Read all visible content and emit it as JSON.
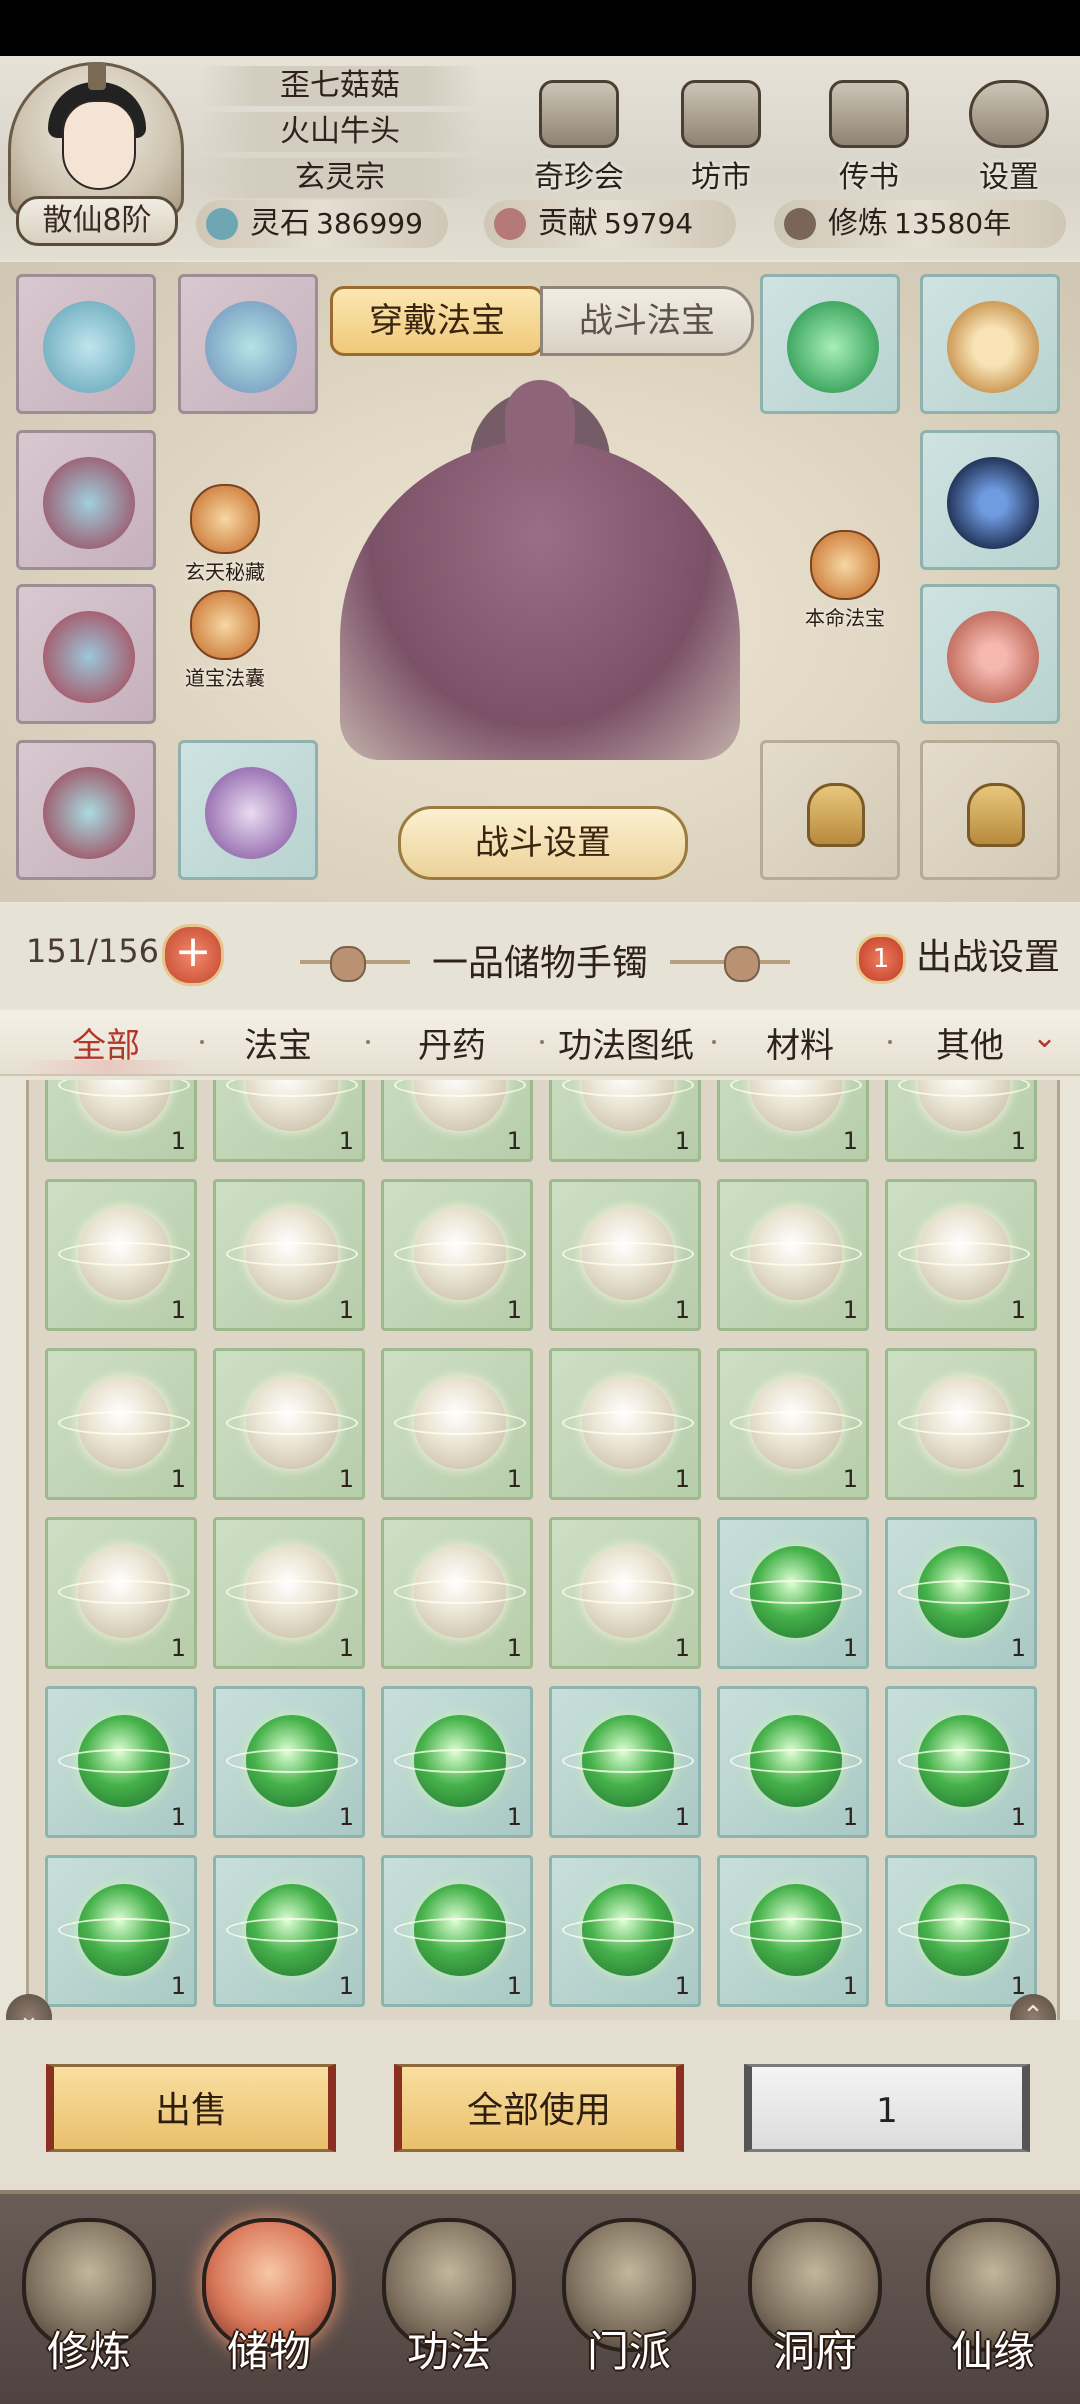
{
  "player": {
    "name": "歪七菇菇",
    "title": "火山牛头",
    "sect": "玄灵宗",
    "rank": "散仙8阶"
  },
  "top_nav": [
    {
      "label": "奇珍会",
      "icon": "treasure-pavilion-icon"
    },
    {
      "label": "坊市",
      "icon": "market-icon"
    },
    {
      "label": "传书",
      "icon": "letter-scroll-icon"
    },
    {
      "label": "设置",
      "icon": "gear-icon"
    }
  ],
  "resources": {
    "spirit_stone": {
      "label": "灵石",
      "value": "386999"
    },
    "contribution": {
      "label": "贡献",
      "value": "59794"
    },
    "cultivation": {
      "label": "修炼",
      "value": "13580年"
    }
  },
  "equip_tabs": {
    "wear": "穿戴法宝",
    "battle": "战斗法宝"
  },
  "side_buttons": {
    "xuantian": "玄天秘藏",
    "daobao": "道宝法囊",
    "benming": "本命法宝"
  },
  "battle_settings": "战斗设置",
  "bag": {
    "capacity": "151/156",
    "add": "+",
    "title": "一品储物手镯",
    "deploy_count": "1",
    "deploy_label": "出战设置"
  },
  "categories": [
    "全部",
    "法宝",
    "丹药",
    "功法图纸",
    "材料",
    "其他"
  ],
  "active_category": "全部",
  "inventory_rows": [
    [
      "white",
      "white",
      "white",
      "white",
      "white",
      "white"
    ],
    [
      "white",
      "white",
      "white",
      "white",
      "white",
      "white"
    ],
    [
      "white",
      "white",
      "white",
      "white",
      "green",
      "green"
    ],
    [
      "green",
      "green",
      "green",
      "green",
      "green",
      "green"
    ],
    [
      "green",
      "green",
      "green",
      "green",
      "green",
      "green"
    ],
    [
      "green",
      "green",
      "green",
      "green",
      "green",
      "green"
    ]
  ],
  "item_count": "1",
  "actions": {
    "sell": "出售",
    "use_all": "全部使用",
    "quantity": "1"
  },
  "bottom_nav": [
    {
      "label": "修炼",
      "icon": "cultivation-icon"
    },
    {
      "label": "储物",
      "icon": "storage-bag-icon"
    },
    {
      "label": "功法",
      "icon": "scripture-icon"
    },
    {
      "label": "门派",
      "icon": "sect-gate-icon"
    },
    {
      "label": "洞府",
      "icon": "cave-mountain-icon"
    },
    {
      "label": "仙缘",
      "icon": "immortal-fate-icon"
    }
  ],
  "active_bottom": "储物",
  "colors": {
    "accent_red": "#b3362a",
    "gold": "#f0c97a"
  }
}
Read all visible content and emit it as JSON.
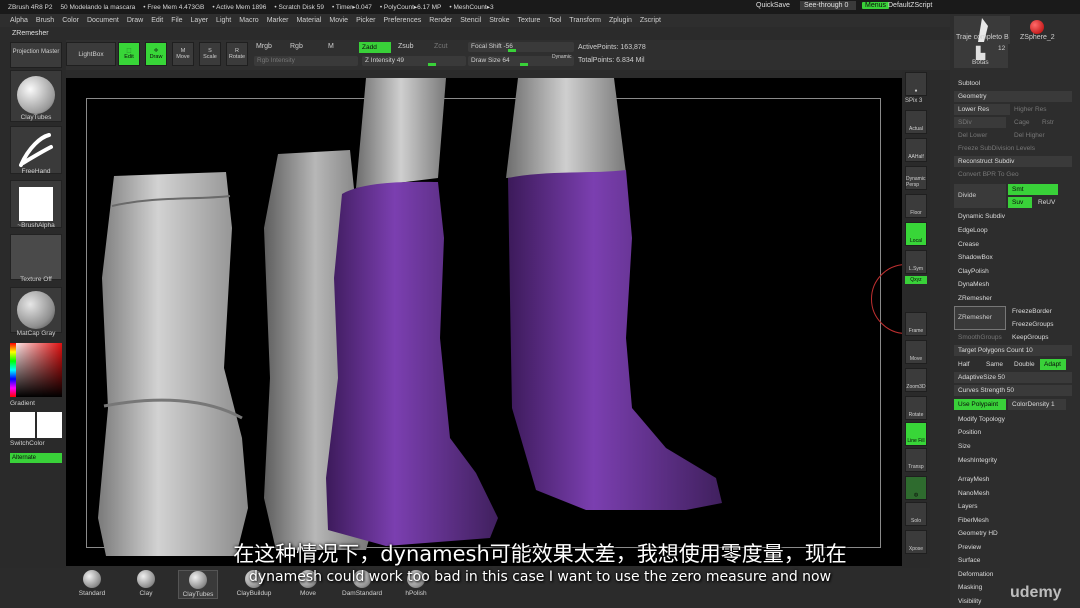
{
  "titlebar": {
    "items": [
      "ZBrush 4R8 P2",
      "50 Modelando la mascara",
      "• Free Mem 4.473GB",
      "• Active Mem 1896",
      "• Scratch Disk 59",
      "• Timer▸0.047",
      "• PolyCount▸6.17 MP",
      "• MeshCount▸3"
    ],
    "quicksave": "QuickSave",
    "see_through": "See-through 0",
    "menus": "Menus",
    "default_zscript": "DefaultZScript"
  },
  "menubar": [
    "Alpha",
    "Brush",
    "Color",
    "Document",
    "Draw",
    "Edit",
    "File",
    "Layer",
    "Light",
    "Macro",
    "Marker",
    "Material",
    "Movie",
    "Picker",
    "Preferences",
    "Render",
    "Stencil",
    "Stroke",
    "Texture",
    "Tool",
    "Transform",
    "Zplugin",
    "Zscript"
  ],
  "palette_title": "ZRemesher",
  "left_tray": {
    "projection_master": "Projection Master",
    "lightbox": "LightBox",
    "brush": "ClayTubes",
    "stroke": "FreeHand",
    "alpha": "~BrushAlpha",
    "texture": "Texture Off",
    "material": "MatCap Gray",
    "gradient": "Gradient",
    "switch_color": "SwitchColor",
    "alternate": "Alternate"
  },
  "top_shelf": {
    "edit": "Edit",
    "draw": "Draw",
    "move": "Move",
    "scale": "Scale",
    "rotate": "Rotate",
    "mrgb": "Mrgb",
    "rgb": "Rgb",
    "m": "M",
    "zadd": "Zadd",
    "zsub": "Zsub",
    "zcut": "Zcut",
    "rgb_intensity": "Rgb Intensity",
    "z_intensity": "Z Intensity 49",
    "focal_shift": "Focal Shift -56",
    "draw_size": "Draw Size 64",
    "dynamic": "Dynamic",
    "active_points": "ActivePoints: 163,878",
    "total_points": "TotalPoints: 6.834 Mil"
  },
  "right_strip": {
    "spix": "SPix 3",
    "actual": "Actual",
    "aahalf": "AAHalf",
    "persp": "Dynamic Persp",
    "floor": "Floor",
    "local": "Local",
    "lsym": "L.Sym",
    "gxyz": "Qxyz",
    "frame": "Frame",
    "move": "Move",
    "zoom3d": "Zoom3D",
    "rotate": "Rotate",
    "linefill": "Line Fill",
    "polyf": "PolyF",
    "transp": "Transp",
    "ghost": "Ghost",
    "solo": "Solo",
    "xpose": "Xpose"
  },
  "right_panel": {
    "tool_a": "Traje completo B",
    "tool_b": "ZSphere_2",
    "tool_c": "Botas",
    "tool_c_count": "12",
    "subtool": "Subtool",
    "geometry": "Geometry",
    "lower_res": "Lower Res",
    "higher_res": "Higher Res",
    "sdiv": "SDiv",
    "cage": "Cage",
    "rstr": "Rstr",
    "del_lower": "Del Lower",
    "del_higher": "Del Higher",
    "freeze_subdiv": "Freeze SubDivision Levels",
    "reconstruct": "Reconstruct Subdiv",
    "convert_bpr": "Convert BPR To Geo",
    "divide": "Divide",
    "smt": "Smt",
    "suv": "Suv",
    "reuv": "ReUV",
    "dynamic_subdiv": "Dynamic Subdiv",
    "edgeloop": "EdgeLoop",
    "crease": "Crease",
    "shadowbox": "ShadowBox",
    "claypolish": "ClayPolish",
    "dynamesh": "DynaMesh",
    "zremesher_header": "ZRemesher",
    "zremesher_btn": "ZRemesher",
    "freezeborder": "FreezeBorder",
    "freezegroups": "FreezeGroups",
    "smoothgroups": "SmoothGroups",
    "keepgroups": "KeepGroups",
    "target_polys": "Target Polygons Count 10",
    "half": "Half",
    "same": "Same",
    "double": "Double",
    "adapt": "Adapt",
    "adaptive_size": "AdaptiveSize 50",
    "curves_strength": "Curves Strength 50",
    "use_polypaint": "Use Polypaint",
    "color_density": "ColorDensity 1",
    "modify_topology": "Modify Topology",
    "position": "Position",
    "size": "Size",
    "meshintegrity": "MeshIntegrity",
    "arraymesh": "ArrayMesh",
    "nanomesh": "NanoMesh",
    "layers": "Layers",
    "fibermesh": "FiberMesh",
    "geometry_hd": "Geometry HD",
    "preview": "Preview",
    "surface": "Surface",
    "deformation": "Deformation",
    "masking": "Masking",
    "visibility": "Visibility"
  },
  "bottom_shelf": [
    "Standard",
    "Clay",
    "ClayTubes",
    "ClayBuildup",
    "Move",
    "DamStandard",
    "hPolish"
  ],
  "subtitles": {
    "zh": "在这种情况下，dynamesh可能效果太差，我想使用零度量，现在",
    "en": "dynamesh could work too bad in this case I want to use the zero measure and now"
  },
  "watermark": "udemy",
  "colors": {
    "accent_green": "#39d139",
    "mesh_purple": "#6a2f9a",
    "boot_gray": "#bdbdbd"
  }
}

================

Each line above is to be copied verbatim. Drop any image from the copy.

Read all visible content and emit it as JSON.
{
  "player": {
    "name": "歪七菇菇",
    "title": "火山牛头",
    "sect": "玄灵宗",
    "rank": "散仙8阶"
  },
  "top_nav": [
    {
      "label": "奇珍会",
      "icon": "treasure-pavilion-icon"
    },
    {
      "label": "坊市",
      "icon": "market-icon"
    },
    {
      "label": "传书",
      "icon": "letter-scroll-icon"
    },
    {
      "label": "设置",
      "icon": "gear-icon"
    }
  ],
  "resources": {
    "spirit_stone": {
      "label": "灵石",
      "value": "386999"
    },
    "contribution": {
      "label": "贡献",
      "value": "59794"
    },
    "cultivation": {
      "label": "修炼",
      "value": "13580年"
    }
  },
  "equip_tabs": {
    "wear": "穿戴法宝",
    "battle": "战斗法宝"
  },
  "side_buttons": {
    "xuantian": "玄天秘藏",
    "daobao": "道宝法囊",
    "benming": "本命法宝"
  },
  "battle_settings": "战斗设置",
  "bag": {
    "capacity": "151/156",
    "add": "+",
    "title": "一品储物手镯",
    "deploy_count": "1",
    "deploy_label": "出战设置"
  },
  "categories": [
    "全部",
    "法宝",
    "丹药",
    "功法图纸",
    "材料",
    "其他"
  ],
  "active_category": "全部",
  "inventory_rows": [
    [
      "white",
      "white",
      "white",
      "white",
      "white",
      "white"
    ],
    [
      "white",
      "white",
      "white",
      "white",
      "white",
      "white"
    ],
    [
      "white",
      "white",
      "white",
      "white",
      "green",
      "green"
    ],
    [
      "green",
      "green",
      "green",
      "green",
      "green",
      "green"
    ],
    [
      "green",
      "green",
      "green",
      "green",
      "green",
      "green"
    ],
    [
      "green",
      "green",
      "green",
      "green",
      "green",
      "green"
    ]
  ],
  "item_count": "1",
  "actions": {
    "sell": "出售",
    "use_all": "全部使用",
    "quantity": "1"
  },
  "bottom_nav": [
    {
      "label": "修炼",
      "icon": "cultivation-icon"
    },
    {
      "label": "储物",
      "icon": "storage-bag-icon"
    },
    {
      "label": "功法",
      "icon": "scripture-icon"
    },
    {
      "label": "门派",
      "icon": "sect-gate-icon"
    },
    {
      "label": "洞府",
      "icon": "cave-mountain-icon"
    },
    {
      "label": "仙缘",
      "icon": "immortal-fate-icon"
    }
  ],
  "active_bottom": "储物",
  "colors": {
    "accent_red": "#b3362a",
    "gold": "#f0c97a"
  }
}
Read all visible content and emit it as JSON.
{
  "titlebar": {
    "items": [
      "ZBrush 4R8 P2",
      "50 Modelando la mascara",
      "• Free Mem 4.473GB",
      "• Active Mem 1896",
      "• Scratch Disk 59",
      "• Timer▸0.047",
      "• PolyCount▸6.17 MP",
      "• MeshCount▸3"
    ],
    "quicksave": "QuickSave",
    "see_through": "See-through 0",
    "menus": "Menus",
    "default_zscript": "DefaultZScript"
  },
  "menubar": [
    "Alpha",
    "Brush",
    "Color",
    "Document",
    "Draw",
    "Edit",
    "File",
    "Layer",
    "Light",
    "Macro",
    "Marker",
    "Material",
    "Movie",
    "Picker",
    "Preferences",
    "Render",
    "Stencil",
    "Stroke",
    "Texture",
    "Tool",
    "Transform",
    "Zplugin",
    "Zscript"
  ],
  "palette_title": "ZRemesher",
  "left_tray": {
    "projection_master": "Projection Master",
    "lightbox": "LightBox",
    "brush": "ClayTubes",
    "stroke": "FreeHand",
    "alpha": "~BrushAlpha",
    "texture": "Texture Off",
    "material": "MatCap Gray",
    "gradient": "Gradient",
    "switch_color": "SwitchColor",
    "alternate": "Alternate"
  },
  "top_shelf": {
    "edit": "Edit",
    "draw": "Draw",
    "move": "Move",
    "scale": "Scale",
    "rotate": "Rotate",
    "mrgb": "Mrgb",
    "rgb": "Rgb",
    "m": "M",
    "zadd": "Zadd",
    "zsub": "Zsub",
    "zcut": "Zcut",
    "rgb_intensity": "Rgb Intensity",
    "z_intensity": "Z Intensity 49",
    "focal_shift": "Focal Shift -56",
    "draw_size": "Draw Size 64",
    "dynamic": "Dynamic",
    "active_points": "ActivePoints: 163,878",
    "total_points": "TotalPoints: 6.834 Mil"
  },
  "right_strip": {
    "spix": "SPix 3",
    "actual": "Actual",
    "aahalf": "AAHalf",
    "persp": "Dynamic Persp",
    "floor": "Floor",
    "local": "Local",
    "lsym": "L.Sym",
    "gxyz": "Qxyz",
    "frame": "Frame",
    "move": "Move",
    "zoom3d": "Zoom3D",
    "rotate": "Rotate",
    "linefill": "Line Fill",
    "polyf": "PolyF",
    "transp": "Transp",
    "ghost": "Ghost",
    "solo": "Solo",
    "xpose": "Xpose"
  },
  "right_panel": {
    "tool_a": "Traje completo B",
    "tool_b": "ZSphere_2",
    "tool_c": "Botas",
    "tool_c_count": "12",
    "subtool": "Subtool",
    "geometry": "Geometry",
    "lower_res": "Lower Res",
    "higher_res": "Higher Res",
    "sdiv": "SDiv",
    "cage": "Cage",
    "rstr": "Rstr",
    "del_lower": "Del Lower",
    "del_higher": "Del Higher",
    "freeze_subdiv": "Freeze SubDivision Levels",
    "reconstruct": "Reconstruct Subdiv",
    "convert_bpr": "Convert BPR To Geo",
    "divide": "Divide",
    "smt": "Smt",
    "suv": "Suv",
    "reuv": "ReUV",
    "dynamic_subdiv": "Dynamic Subdiv",
    "edgeloop": "EdgeLoop",
    "crease": "Crease",
    "shadowbox": "ShadowBox",
    "claypolish": "ClayPolish",
    "dynamesh": "DynaMesh",
    "zremesher_header": "ZRemesher",
    "zremesher_btn": "ZRemesher",
    "freezeborder": "FreezeBorder",
    "freezegroups": "FreezeGroups",
    "smoothgroups": "SmoothGroups",
    "keepgroups": "KeepGroups",
    "target_polys": "Target Polygons Count 10",
    "half": "Half",
    "same": "Same",
    "double": "Double",
    "adapt": "Adapt",
    "adaptive_size": "AdaptiveSize 50",
    "curves_strength": "Curves Strength 50",
    "use_polypaint": "Use Polypaint",
    "color_density": "ColorDensity 1",
    "modify_topology": "Modify Topology",
    "position": "Position",
    "size": "Size",
    "meshintegrity": "MeshIntegrity",
    "arraymesh": "ArrayMesh",
    "nanomesh": "NanoMesh",
    "layers": "Layers",
    "fibermesh": "FiberMesh",
    "geometry_hd": "Geometry HD",
    "preview": "Preview",
    "surface": "Surface",
    "deformation": "Deformation",
    "masking": "Masking",
    "visibility": "Visibility"
  },
  "bottom_shelf": [
    "Standard",
    "Clay",
    "ClayTubes",
    "ClayBuildup",
    "Move",
    "DamStandard",
    "hPolish"
  ],
  "subtitles": {
    "zh": "在这种情况下，dynamesh可能效果太差，我想使用零度量，现在",
    "en": "dynamesh could work too bad in this case I want to use the zero measure and now"
  },
  "watermark": "udemy",
  "colors": {
    "accent_green": "#39d139",
    "mesh_purple": "#6a2f9a",
    "boot_gray": "#bdbdbd"
  }
}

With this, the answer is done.